● Prompt: Give back every line of the material below unchanged, but leave out the pictures.

— Begin Given data —

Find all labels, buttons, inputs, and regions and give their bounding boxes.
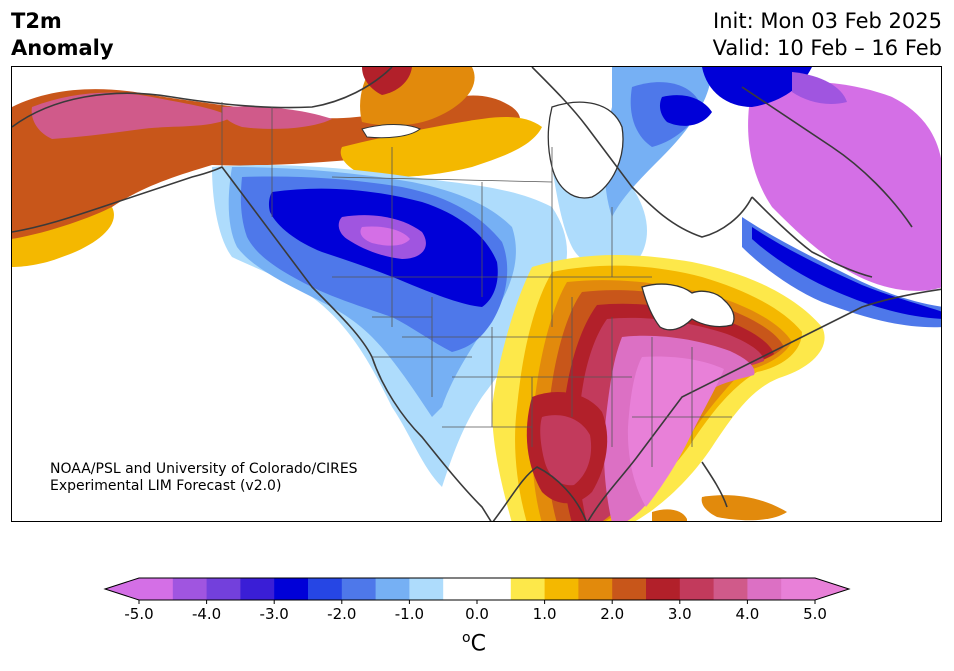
colorbar-bin	[747, 578, 782, 600]
colorbar-tick-label: -3.0	[260, 605, 289, 623]
hudson-cold-core	[659, 95, 712, 126]
labrador-cold	[752, 227, 941, 319]
colorbar-tick-label: 2.0	[600, 605, 624, 623]
colorbar-ticks: -5.0 -4.0 -3.0 -2.0 -1.0 0.0 1.0 2.0 3.0 4.0 5.0	[124, 600, 827, 623]
forecast-dates: Init: Mon 03 Feb 2025 Valid: 10 Feb – 16…	[713, 8, 942, 62]
colorbar-bins	[103, 577, 851, 601]
colorbar-tick-label: -2.0	[327, 605, 356, 623]
colorbar-tick-label: 0.0	[465, 605, 489, 623]
yukon-warm	[340, 117, 542, 177]
greenland-warm	[748, 81, 941, 291]
unit-degree: o	[462, 630, 471, 646]
colorbar-bin	[544, 578, 579, 600]
init-date: Init: Mon 03 Feb 2025	[713, 9, 942, 33]
colorbar-unit: oC	[462, 630, 486, 656]
map-panel: NOAA/PSL and University of Colorado/CIRE…	[11, 66, 942, 522]
map-title: T2m Anomaly	[11, 8, 114, 62]
alaska-hot-core-2	[221, 106, 332, 129]
colorbar-tick-label: -5.0	[124, 605, 153, 623]
colorbar-bin	[578, 578, 613, 600]
colorbar-low-extend	[105, 578, 139, 600]
yukon-red	[362, 67, 412, 95]
texas-hot-core	[540, 415, 592, 486]
great-bear-lake	[361, 124, 421, 139]
title-anomaly: Anomaly	[11, 36, 114, 60]
colorbar-bin	[172, 578, 208, 600]
political-borders	[221, 102, 732, 467]
alaska-hot-core	[31, 92, 232, 139]
valid-range: Valid: 10 Feb – 16 Feb	[712, 36, 942, 60]
colorbar-bin	[240, 578, 275, 600]
colorbar-bin	[646, 578, 681, 600]
colorbar-bin	[274, 578, 309, 600]
hudson-bay	[547, 101, 624, 199]
colorbar-tick-label: 1.0	[533, 605, 557, 623]
title-variable: T2m	[11, 9, 62, 33]
nw-cold-center-2	[360, 226, 410, 246]
colorbar-tick-label: -1.0	[395, 605, 424, 623]
cuba-warm	[701, 495, 787, 521]
credit-line-2: Experimental LIM Forecast (v2.0)	[50, 478, 282, 494]
colorbar-bin	[443, 578, 478, 600]
colorbar-bin	[375, 578, 410, 600]
colorbar-tick-label: 4.0	[735, 605, 759, 623]
yucatan-warm	[652, 509, 687, 521]
colorbar-bin	[612, 578, 647, 600]
colorbar-tick-label: 3.0	[668, 605, 692, 623]
unit-celsius: C	[470, 631, 486, 657]
baffin-cold	[702, 67, 812, 107]
map-credit: NOAA/PSL and University of Colorado/CIRE…	[50, 461, 358, 495]
colorbar-bin	[341, 578, 377, 600]
colorbar-bin	[713, 578, 748, 600]
great-lakes	[641, 283, 735, 331]
colorbar-bin	[206, 578, 241, 600]
colorbar-bin	[409, 578, 444, 600]
colorbar-bin	[308, 578, 343, 600]
colorbar-bin	[781, 578, 816, 600]
anomaly-map	[12, 67, 941, 521]
colorbar-high-extend	[815, 578, 849, 600]
colorbar-tick-label: -4.0	[192, 605, 221, 623]
colorbar-bin	[510, 578, 546, 600]
colorbar-tick-label: 5.0	[803, 605, 827, 623]
colorbar-bin	[679, 578, 715, 600]
baffin-purple	[792, 72, 847, 104]
colorbar: -5.0 -4.0 -3.0 -2.0 -1.0 0.0 1.0 2.0 3.0 4.0 5.0	[103, 577, 851, 623]
colorbar-bin	[477, 578, 512, 600]
colorbar-bin	[139, 578, 174, 600]
alaska-yellow-edge	[12, 207, 114, 267]
credit-line-1: NOAA/PSL and University of Colorado/CIRE…	[50, 461, 358, 477]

— End Given data —

● Result of the exercise:
Find all labels, buttons, inputs, and regions and give their bounding boxes.
colorbar-bin	[747, 578, 782, 600]
colorbar-tick-label: -3.0	[260, 605, 289, 623]
hudson-cold-core	[659, 95, 712, 126]
labrador-cold	[752, 227, 941, 319]
colorbar-tick-label: 2.0	[600, 605, 624, 623]
colorbar-ticks: -5.0 -4.0 -3.0 -2.0 -1.0 0.0 1.0 2.0 3.0 4.0 5.0	[124, 600, 827, 623]
forecast-dates: Init: Mon 03 Feb 2025 Valid: 10 Feb – 16…	[713, 8, 942, 62]
colorbar-bins	[103, 577, 851, 601]
colorbar-tick-label: -2.0	[327, 605, 356, 623]
colorbar-tick-label: 0.0	[465, 605, 489, 623]
yukon-warm	[340, 117, 542, 177]
greenland-warm	[748, 81, 941, 291]
unit-degree: o	[462, 630, 471, 646]
colorbar-bin	[544, 578, 579, 600]
init-date: Init: Mon 03 Feb 2025	[713, 9, 942, 33]
colorbar-unit: oC	[462, 630, 486, 656]
map-panel: NOAA/PSL and University of Colorado/CIRE…	[11, 66, 942, 522]
map-title: T2m Anomaly	[11, 8, 114, 62]
alaska-hot-core-2	[221, 106, 332, 129]
colorbar-tick-label: -5.0	[124, 605, 153, 623]
colorbar-bin	[578, 578, 613, 600]
colorbar-low-extend	[105, 578, 139, 600]
yukon-red	[362, 67, 412, 95]
texas-hot-core	[540, 415, 592, 486]
great-bear-lake	[361, 124, 421, 139]
title-anomaly: Anomaly	[11, 36, 114, 60]
colorbar-bin	[172, 578, 208, 600]
political-borders	[221, 102, 732, 467]
alaska-hot-core	[31, 92, 232, 139]
valid-range: Valid: 10 Feb – 16 Feb	[712, 36, 942, 60]
colorbar-bin	[240, 578, 275, 600]
colorbar-bin	[646, 578, 681, 600]
colorbar-bin	[274, 578, 309, 600]
hudson-bay	[547, 101, 624, 199]
colorbar-tick-label: 1.0	[533, 605, 557, 623]
title-variable: T2m	[11, 9, 62, 33]
nw-cold-center-2	[360, 226, 410, 246]
colorbar-tick-label: -1.0	[395, 605, 424, 623]
cuba-warm	[701, 495, 787, 521]
credit-line-2: Experimental LIM Forecast (v2.0)	[50, 478, 282, 494]
colorbar-bin	[443, 578, 478, 600]
colorbar-bin	[375, 578, 410, 600]
colorbar-tick-label: 4.0	[735, 605, 759, 623]
yucatan-warm	[652, 509, 687, 521]
colorbar-bin	[612, 578, 647, 600]
colorbar-tick-label: 3.0	[668, 605, 692, 623]
unit-celsius: C	[470, 631, 486, 657]
baffin-cold	[702, 67, 812, 107]
map-credit: NOAA/PSL and University of Colorado/CIRE…	[50, 461, 358, 495]
colorbar-bin	[341, 578, 377, 600]
colorbar-bin	[713, 578, 748, 600]
great-lakes	[641, 283, 735, 331]
colorbar-bin	[206, 578, 241, 600]
colorbar-bin	[409, 578, 444, 600]
colorbar-bin	[308, 578, 343, 600]
colorbar-bin	[781, 578, 816, 600]
anomaly-map	[12, 67, 941, 521]
colorbar-high-extend	[815, 578, 849, 600]
colorbar-tick-label: -4.0	[192, 605, 221, 623]
colorbar-bin	[510, 578, 546, 600]
colorbar-tick-label: 5.0	[803, 605, 827, 623]
colorbar-bin	[679, 578, 715, 600]
baffin-purple	[792, 72, 847, 104]
colorbar: -5.0 -4.0 -3.0 -2.0 -1.0 0.0 1.0 2.0 3.0 4.0 5.0	[103, 577, 851, 623]
colorbar-bin	[477, 578, 512, 600]
colorbar-bin	[139, 578, 174, 600]
alaska-yellow-edge	[12, 207, 114, 267]
credit-line-1: NOAA/PSL and University of Colorado/CIRE…	[50, 461, 358, 477]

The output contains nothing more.